### THE REQUEST
State the number of lines in these records that include the word "ylabel", and add nothing to it.

++++ PROVIDED ENTRIES

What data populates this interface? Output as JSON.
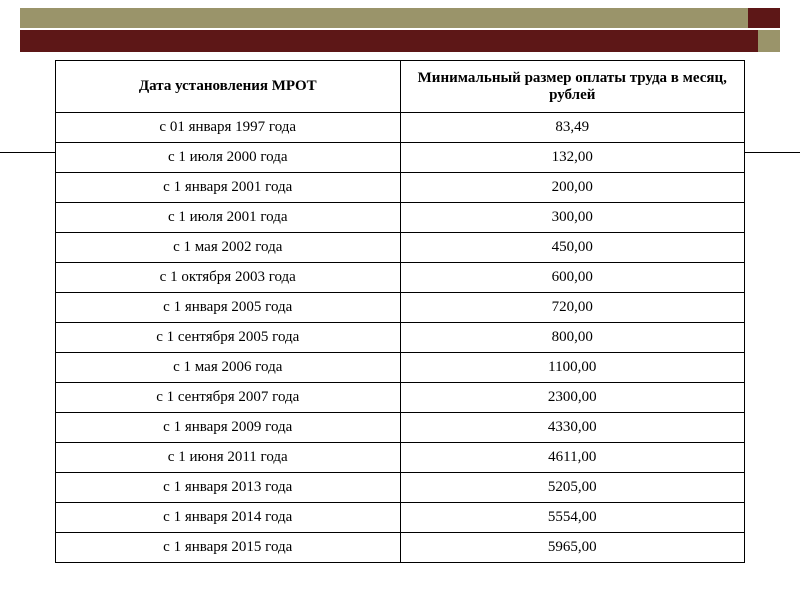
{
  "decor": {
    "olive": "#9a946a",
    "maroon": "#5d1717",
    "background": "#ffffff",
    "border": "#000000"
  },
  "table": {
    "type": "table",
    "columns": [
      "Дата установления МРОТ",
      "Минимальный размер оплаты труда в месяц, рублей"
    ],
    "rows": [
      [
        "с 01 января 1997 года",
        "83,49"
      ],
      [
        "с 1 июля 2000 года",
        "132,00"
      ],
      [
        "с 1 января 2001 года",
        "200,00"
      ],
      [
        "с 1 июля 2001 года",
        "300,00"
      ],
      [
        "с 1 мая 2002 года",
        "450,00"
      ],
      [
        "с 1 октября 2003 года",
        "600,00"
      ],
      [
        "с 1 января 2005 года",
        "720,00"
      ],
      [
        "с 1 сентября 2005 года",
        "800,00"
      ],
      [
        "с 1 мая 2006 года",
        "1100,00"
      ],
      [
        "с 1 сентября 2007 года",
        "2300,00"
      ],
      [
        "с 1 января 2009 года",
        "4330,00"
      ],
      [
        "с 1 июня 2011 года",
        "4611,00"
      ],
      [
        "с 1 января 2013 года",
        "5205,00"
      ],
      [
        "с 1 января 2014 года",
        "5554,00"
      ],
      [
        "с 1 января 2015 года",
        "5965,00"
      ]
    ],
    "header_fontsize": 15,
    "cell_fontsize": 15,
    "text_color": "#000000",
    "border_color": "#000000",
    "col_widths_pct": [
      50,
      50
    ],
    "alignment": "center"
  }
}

++++++++
++++ PROVIDED ENTRIES

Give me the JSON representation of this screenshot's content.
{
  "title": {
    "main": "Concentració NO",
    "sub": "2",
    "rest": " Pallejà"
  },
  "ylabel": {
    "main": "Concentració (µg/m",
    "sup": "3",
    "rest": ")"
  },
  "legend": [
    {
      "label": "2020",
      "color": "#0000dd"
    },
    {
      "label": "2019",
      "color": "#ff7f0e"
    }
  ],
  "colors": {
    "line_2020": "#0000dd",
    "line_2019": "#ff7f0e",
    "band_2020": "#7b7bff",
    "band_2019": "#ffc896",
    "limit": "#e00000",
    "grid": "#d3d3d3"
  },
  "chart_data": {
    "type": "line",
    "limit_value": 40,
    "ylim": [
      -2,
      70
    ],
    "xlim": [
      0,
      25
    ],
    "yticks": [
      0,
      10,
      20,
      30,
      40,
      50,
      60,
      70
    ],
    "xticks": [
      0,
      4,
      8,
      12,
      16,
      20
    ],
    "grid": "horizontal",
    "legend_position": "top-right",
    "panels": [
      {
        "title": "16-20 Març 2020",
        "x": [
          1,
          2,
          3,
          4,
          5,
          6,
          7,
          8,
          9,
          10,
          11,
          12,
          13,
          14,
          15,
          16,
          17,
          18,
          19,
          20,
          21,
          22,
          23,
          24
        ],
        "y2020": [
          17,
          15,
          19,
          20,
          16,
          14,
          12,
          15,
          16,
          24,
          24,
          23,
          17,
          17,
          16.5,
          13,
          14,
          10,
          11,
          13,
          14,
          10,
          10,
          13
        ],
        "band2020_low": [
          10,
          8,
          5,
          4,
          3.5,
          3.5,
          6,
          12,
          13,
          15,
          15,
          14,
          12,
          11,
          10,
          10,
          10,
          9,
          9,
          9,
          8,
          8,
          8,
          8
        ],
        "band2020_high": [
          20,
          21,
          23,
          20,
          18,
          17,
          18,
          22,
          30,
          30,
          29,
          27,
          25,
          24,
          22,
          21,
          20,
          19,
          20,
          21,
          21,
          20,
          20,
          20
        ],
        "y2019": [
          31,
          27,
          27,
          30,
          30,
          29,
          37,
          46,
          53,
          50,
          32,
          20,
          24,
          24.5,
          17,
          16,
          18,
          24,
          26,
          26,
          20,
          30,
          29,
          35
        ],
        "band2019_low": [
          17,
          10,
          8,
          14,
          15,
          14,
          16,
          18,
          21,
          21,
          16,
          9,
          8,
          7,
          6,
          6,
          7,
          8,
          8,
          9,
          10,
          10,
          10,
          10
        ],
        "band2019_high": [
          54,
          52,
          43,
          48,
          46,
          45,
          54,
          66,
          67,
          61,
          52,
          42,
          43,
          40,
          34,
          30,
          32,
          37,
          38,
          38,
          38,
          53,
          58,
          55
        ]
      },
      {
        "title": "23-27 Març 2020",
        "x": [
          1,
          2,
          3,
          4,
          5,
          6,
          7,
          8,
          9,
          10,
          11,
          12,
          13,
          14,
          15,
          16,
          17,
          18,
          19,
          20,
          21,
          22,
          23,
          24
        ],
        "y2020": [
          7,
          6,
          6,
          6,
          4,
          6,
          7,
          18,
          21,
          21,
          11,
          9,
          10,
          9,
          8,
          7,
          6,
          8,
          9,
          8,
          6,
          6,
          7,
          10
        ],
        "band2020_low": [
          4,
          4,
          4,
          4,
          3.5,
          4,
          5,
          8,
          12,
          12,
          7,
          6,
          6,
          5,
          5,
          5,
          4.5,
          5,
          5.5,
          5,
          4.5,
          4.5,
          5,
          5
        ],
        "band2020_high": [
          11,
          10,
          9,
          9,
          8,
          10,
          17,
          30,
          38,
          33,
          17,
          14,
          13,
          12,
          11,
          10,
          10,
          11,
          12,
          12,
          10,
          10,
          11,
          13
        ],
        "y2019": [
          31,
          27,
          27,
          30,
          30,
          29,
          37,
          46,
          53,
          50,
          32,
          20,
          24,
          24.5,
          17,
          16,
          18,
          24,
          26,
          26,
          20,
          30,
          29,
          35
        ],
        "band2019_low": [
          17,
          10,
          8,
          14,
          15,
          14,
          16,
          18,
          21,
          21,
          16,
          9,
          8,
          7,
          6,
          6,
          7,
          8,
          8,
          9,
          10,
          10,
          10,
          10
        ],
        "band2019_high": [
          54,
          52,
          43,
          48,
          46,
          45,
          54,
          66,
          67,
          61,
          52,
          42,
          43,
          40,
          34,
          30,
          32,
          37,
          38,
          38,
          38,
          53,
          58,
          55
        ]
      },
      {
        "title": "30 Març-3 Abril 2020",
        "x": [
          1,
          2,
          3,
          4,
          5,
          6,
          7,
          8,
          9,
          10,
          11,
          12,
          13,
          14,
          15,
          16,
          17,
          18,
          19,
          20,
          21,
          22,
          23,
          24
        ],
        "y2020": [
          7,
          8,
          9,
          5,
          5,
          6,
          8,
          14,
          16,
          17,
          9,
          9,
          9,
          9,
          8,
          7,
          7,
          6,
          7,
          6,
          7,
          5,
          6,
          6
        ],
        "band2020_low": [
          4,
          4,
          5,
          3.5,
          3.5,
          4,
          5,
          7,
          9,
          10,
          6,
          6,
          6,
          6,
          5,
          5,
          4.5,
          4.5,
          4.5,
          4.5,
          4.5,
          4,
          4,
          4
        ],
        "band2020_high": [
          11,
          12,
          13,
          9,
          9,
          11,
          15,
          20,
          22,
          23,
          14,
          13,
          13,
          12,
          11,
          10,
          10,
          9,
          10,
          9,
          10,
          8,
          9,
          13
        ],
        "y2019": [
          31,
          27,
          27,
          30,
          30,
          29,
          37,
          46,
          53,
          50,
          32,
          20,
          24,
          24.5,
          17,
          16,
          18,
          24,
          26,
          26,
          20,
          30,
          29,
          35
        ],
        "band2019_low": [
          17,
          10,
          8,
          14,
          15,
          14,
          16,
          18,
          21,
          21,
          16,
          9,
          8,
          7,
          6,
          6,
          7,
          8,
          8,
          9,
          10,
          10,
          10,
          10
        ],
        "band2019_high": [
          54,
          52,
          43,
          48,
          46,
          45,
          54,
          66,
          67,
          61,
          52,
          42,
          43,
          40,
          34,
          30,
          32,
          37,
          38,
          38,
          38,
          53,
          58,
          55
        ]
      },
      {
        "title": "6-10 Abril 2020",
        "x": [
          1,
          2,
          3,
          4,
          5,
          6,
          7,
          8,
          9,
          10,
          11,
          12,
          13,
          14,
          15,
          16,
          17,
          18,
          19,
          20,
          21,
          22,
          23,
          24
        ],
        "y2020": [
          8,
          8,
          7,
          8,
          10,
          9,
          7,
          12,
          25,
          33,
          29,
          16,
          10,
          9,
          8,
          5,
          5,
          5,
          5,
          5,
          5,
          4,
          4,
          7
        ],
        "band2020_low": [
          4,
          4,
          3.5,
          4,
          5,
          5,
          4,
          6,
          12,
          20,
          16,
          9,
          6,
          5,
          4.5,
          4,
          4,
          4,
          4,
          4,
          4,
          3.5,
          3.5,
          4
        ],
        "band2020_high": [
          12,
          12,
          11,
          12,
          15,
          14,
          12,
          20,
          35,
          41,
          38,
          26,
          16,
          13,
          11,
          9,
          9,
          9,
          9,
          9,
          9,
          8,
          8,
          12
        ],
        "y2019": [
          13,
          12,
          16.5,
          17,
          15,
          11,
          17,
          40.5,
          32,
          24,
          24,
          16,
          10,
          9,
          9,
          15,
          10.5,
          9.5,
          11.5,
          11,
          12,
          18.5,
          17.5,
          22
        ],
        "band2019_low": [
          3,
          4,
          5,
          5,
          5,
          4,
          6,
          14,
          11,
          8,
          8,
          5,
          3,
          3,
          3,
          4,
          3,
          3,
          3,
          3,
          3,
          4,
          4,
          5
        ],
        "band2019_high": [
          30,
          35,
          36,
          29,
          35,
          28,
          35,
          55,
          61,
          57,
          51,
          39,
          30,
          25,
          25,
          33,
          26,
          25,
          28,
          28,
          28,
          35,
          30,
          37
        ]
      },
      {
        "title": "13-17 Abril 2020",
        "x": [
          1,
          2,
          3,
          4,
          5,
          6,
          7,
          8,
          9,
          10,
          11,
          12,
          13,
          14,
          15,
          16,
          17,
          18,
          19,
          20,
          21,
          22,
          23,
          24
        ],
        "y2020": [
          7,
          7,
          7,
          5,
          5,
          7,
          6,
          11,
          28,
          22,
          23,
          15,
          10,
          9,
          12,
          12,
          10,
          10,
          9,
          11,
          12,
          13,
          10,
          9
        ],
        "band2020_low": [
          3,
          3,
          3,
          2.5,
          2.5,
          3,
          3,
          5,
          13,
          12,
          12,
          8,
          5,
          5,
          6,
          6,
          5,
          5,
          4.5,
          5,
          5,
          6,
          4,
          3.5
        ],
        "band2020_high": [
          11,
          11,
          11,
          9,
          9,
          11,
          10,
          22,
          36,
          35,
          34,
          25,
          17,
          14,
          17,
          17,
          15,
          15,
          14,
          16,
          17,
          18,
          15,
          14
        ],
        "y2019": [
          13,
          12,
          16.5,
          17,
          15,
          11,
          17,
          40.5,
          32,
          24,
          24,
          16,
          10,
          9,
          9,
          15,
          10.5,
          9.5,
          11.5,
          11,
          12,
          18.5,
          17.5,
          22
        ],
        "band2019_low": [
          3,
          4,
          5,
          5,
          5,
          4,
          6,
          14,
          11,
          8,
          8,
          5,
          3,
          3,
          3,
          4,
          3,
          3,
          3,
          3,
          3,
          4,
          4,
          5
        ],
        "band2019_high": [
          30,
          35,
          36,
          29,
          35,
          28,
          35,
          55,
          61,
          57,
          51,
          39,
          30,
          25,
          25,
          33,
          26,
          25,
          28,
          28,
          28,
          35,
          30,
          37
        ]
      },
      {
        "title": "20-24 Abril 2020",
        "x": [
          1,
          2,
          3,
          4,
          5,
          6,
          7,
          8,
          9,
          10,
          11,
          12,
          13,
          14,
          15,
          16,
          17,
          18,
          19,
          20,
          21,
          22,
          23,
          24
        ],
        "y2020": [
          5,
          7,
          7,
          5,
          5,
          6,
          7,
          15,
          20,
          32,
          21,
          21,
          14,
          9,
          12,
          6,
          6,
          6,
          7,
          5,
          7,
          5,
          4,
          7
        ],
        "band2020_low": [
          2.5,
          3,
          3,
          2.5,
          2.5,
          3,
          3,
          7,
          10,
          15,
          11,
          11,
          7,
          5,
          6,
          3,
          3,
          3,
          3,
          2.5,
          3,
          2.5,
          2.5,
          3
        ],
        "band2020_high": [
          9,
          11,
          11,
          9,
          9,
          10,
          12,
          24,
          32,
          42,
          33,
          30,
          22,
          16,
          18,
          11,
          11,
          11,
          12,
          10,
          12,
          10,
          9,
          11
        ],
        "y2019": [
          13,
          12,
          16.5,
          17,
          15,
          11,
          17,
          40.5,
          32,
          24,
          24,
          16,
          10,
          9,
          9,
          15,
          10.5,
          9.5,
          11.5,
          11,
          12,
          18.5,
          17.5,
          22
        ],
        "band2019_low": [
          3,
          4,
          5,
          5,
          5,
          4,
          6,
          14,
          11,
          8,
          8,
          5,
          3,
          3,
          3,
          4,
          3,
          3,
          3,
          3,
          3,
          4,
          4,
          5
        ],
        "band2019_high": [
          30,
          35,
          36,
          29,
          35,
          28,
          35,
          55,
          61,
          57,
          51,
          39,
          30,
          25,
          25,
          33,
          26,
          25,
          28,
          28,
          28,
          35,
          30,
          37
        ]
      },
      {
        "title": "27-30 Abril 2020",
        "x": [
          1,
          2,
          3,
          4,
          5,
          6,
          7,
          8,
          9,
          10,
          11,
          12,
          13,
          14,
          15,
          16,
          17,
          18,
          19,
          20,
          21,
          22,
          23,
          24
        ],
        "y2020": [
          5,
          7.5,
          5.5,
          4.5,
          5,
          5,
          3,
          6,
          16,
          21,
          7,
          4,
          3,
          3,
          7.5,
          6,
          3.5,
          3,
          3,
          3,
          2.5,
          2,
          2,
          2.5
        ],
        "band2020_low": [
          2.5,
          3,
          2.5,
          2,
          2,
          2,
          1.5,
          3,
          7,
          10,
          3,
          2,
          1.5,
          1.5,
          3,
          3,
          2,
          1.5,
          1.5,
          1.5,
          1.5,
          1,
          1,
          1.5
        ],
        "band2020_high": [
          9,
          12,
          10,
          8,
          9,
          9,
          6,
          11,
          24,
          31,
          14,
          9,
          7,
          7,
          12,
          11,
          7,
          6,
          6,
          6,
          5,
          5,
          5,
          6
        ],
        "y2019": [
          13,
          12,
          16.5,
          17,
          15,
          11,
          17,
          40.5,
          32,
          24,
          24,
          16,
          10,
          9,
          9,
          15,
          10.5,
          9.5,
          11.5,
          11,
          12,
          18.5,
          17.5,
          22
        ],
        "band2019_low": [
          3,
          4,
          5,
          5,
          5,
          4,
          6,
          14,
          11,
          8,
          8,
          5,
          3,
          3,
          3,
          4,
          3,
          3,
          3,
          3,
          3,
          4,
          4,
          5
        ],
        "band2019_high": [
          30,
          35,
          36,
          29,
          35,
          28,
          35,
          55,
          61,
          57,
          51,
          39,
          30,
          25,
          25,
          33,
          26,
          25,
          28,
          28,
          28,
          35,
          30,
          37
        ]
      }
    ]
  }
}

++++++++
++++ PROVIDED ENTRIES

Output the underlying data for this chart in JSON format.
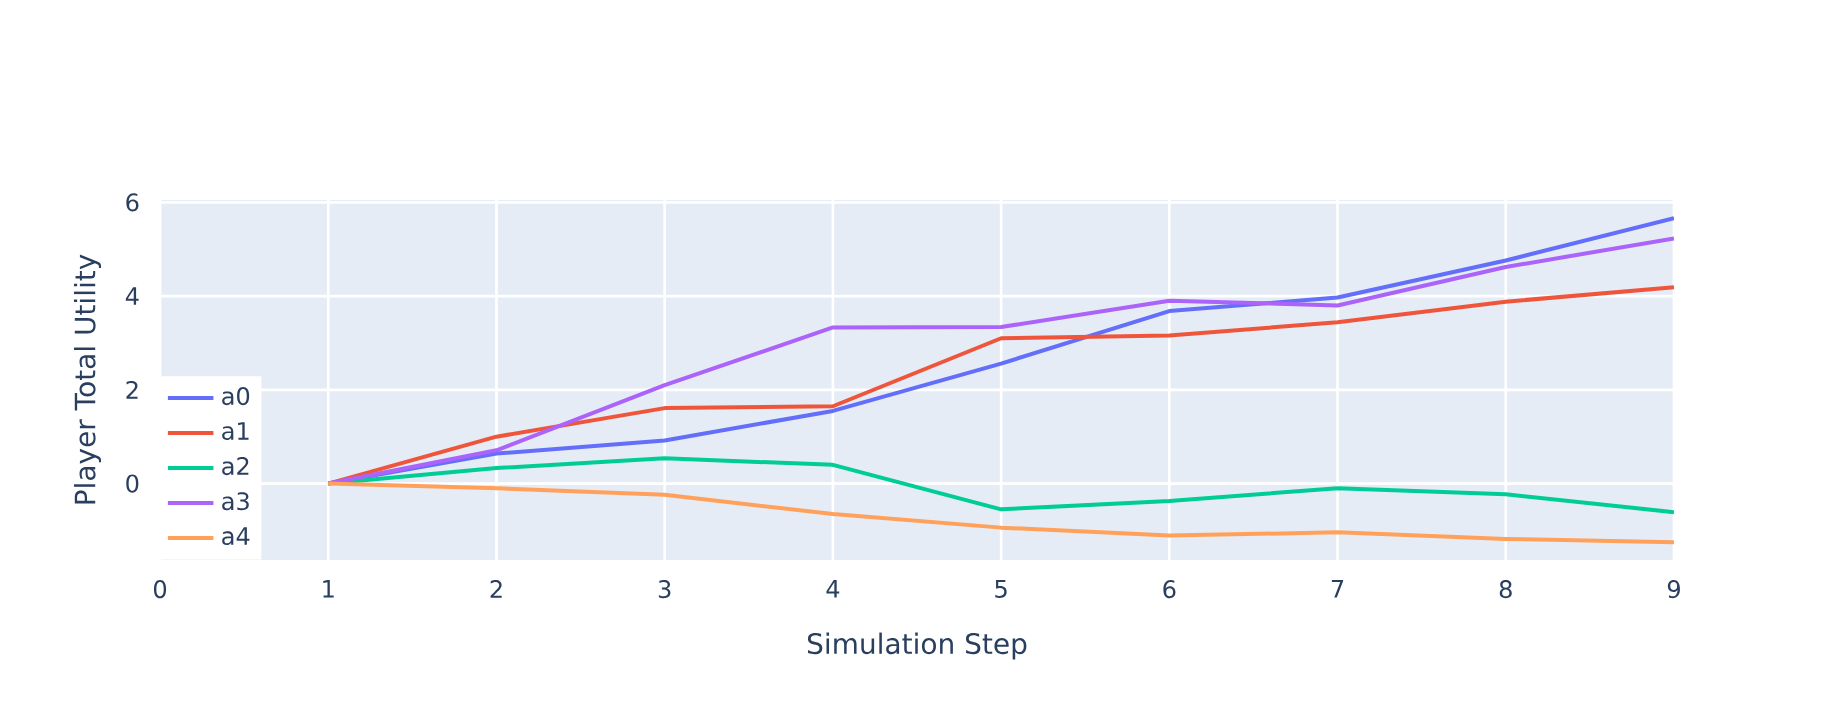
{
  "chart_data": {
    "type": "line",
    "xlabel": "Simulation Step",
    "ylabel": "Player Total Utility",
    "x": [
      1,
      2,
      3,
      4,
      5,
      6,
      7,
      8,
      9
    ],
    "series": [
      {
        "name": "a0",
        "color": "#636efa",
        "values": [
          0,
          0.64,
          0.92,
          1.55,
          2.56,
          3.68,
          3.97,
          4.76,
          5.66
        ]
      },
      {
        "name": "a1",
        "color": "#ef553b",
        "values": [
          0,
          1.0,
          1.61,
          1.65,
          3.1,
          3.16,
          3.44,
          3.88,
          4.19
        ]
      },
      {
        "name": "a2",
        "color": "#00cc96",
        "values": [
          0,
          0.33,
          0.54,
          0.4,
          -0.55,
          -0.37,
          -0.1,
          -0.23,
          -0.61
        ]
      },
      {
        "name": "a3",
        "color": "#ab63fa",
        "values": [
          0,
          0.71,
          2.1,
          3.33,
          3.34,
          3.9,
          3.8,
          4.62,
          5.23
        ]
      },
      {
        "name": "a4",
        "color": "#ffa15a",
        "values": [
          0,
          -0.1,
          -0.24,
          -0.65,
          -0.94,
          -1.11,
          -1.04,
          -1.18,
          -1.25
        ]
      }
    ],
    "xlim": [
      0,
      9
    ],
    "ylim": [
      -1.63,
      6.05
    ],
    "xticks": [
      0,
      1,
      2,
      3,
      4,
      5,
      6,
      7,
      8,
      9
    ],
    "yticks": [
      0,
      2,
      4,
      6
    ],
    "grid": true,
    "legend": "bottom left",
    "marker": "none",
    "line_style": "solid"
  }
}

++++++++

### FINAL RESULT
2